- **Records provided**
»»

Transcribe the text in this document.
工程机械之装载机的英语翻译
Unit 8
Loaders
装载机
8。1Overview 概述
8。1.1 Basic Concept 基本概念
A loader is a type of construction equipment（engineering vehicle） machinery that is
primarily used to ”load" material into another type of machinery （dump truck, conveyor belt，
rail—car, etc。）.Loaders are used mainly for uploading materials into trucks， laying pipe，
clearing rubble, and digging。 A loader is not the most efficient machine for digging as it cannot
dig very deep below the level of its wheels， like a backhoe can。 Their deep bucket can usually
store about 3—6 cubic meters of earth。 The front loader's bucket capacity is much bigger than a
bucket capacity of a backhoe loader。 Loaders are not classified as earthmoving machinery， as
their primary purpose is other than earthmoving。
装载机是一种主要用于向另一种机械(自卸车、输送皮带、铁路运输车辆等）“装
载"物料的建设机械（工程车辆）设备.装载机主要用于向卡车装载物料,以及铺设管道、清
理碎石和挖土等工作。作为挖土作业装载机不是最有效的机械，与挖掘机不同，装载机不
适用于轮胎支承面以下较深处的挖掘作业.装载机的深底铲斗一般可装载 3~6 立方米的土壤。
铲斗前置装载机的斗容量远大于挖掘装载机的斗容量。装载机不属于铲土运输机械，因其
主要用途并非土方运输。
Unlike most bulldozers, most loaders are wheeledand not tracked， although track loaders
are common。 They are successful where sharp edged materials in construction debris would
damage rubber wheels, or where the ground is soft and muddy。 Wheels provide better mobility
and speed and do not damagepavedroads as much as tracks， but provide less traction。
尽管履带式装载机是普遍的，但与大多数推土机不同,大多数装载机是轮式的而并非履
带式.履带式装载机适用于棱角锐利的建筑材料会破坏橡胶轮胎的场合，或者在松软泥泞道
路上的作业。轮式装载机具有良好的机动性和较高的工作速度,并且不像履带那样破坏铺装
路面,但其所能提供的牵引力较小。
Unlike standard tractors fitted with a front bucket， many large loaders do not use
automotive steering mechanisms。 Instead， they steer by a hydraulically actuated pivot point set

««

- **What you should do**
Repeat the entries exactly, all of them.

- **Complete response**
Transcribe the text in this document.
工程机械之装载机的英语翻译
Unit 8
Loaders
装载机
8。1Overview 概述
8。1.1 Basic Concept 基本概念
A loader is a type of construction equipment（engineering vehicle） machinery that is
primarily used to ”load" material into another type of machinery （dump truck, conveyor belt，
rail—car, etc。）.Loaders are used mainly for uploading materials into trucks， laying pipe，
clearing rubble, and digging。 A loader is not the most efficient machine for digging as it cannot
dig very deep below the level of its wheels， like a backhoe can。 Their deep bucket can usually
store about 3—6 cubic meters of earth。 The front loader's bucket capacity is much bigger than a
bucket capacity of a backhoe loader。 Loaders are not classified as earthmoving machinery， as
their primary purpose is other than earthmoving。
装载机是一种主要用于向另一种机械(自卸车、输送皮带、铁路运输车辆等）“装
载"物料的建设机械（工程车辆）设备.装载机主要用于向卡车装载物料,以及铺设管道、清
理碎石和挖土等工作。作为挖土作业装载机不是最有效的机械，与挖掘机不同，装载机不
适用于轮胎支承面以下较深处的挖掘作业.装载机的深底铲斗一般可装载 3~6 立方米的土壤。
铲斗前置装载机的斗容量远大于挖掘装载机的斗容量。装载机不属于铲土运输机械，因其
主要用途并非土方运输。
Unlike most bulldozers, most loaders are wheeledand not tracked， although track loaders
are common。 They are successful where sharp edged materials in construction debris would
damage rubber wheels, or where the ground is soft and muddy。 Wheels provide better mobility
and speed and do not damagepavedroads as much as tracks， but provide less traction。
尽管履带式装载机是普遍的，但与大多数推土机不同,大多数装载机是轮式的而并非履
带式.履带式装载机适用于棱角锐利的建筑材料会破坏橡胶轮胎的场合，或者在松软泥泞道
路上的作业。轮式装载机具有良好的机动性和较高的工作速度,并且不像履带那样破坏铺装
路面,但其所能提供的牵引力较小。
Unlike standard tractors fitted with a front bucket， many large loaders do not use
automotive steering mechanisms。 Instead， they steer by a hydraulically actuated pivot point set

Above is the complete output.